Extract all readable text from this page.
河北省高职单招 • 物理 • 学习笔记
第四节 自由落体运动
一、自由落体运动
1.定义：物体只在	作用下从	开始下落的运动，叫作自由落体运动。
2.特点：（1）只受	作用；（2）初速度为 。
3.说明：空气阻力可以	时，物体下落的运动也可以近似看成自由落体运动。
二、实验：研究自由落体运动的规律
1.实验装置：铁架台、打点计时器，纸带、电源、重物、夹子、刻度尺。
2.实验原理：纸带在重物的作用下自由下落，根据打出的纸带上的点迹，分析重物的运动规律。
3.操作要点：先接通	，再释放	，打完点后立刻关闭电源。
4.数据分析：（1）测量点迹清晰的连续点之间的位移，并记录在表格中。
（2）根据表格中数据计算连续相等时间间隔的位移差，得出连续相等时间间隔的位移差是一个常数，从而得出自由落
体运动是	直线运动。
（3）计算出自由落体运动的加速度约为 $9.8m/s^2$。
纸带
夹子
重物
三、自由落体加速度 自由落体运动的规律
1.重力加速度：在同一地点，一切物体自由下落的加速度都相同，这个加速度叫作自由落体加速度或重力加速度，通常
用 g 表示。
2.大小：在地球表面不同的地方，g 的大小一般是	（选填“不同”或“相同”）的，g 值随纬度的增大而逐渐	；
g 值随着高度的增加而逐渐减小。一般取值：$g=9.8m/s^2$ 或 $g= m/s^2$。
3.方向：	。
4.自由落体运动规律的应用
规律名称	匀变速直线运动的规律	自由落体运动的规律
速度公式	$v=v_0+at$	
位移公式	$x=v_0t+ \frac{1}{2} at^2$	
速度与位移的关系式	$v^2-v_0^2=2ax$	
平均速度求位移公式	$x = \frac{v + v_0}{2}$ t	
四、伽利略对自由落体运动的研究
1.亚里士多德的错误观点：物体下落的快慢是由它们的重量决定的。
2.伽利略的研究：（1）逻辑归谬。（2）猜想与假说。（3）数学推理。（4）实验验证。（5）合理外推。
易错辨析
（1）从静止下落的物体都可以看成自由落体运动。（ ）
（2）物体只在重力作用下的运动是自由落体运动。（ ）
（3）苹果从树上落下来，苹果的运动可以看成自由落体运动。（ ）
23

....

_Work required_
Copy all lines of the listing above that contain the string "frac".

_Correct result_
位移公式	$x=v_0t+ \frac{1}{2} at^2$	
平均速度求位移公式	$x = \frac{v + v_0}{2}$ t	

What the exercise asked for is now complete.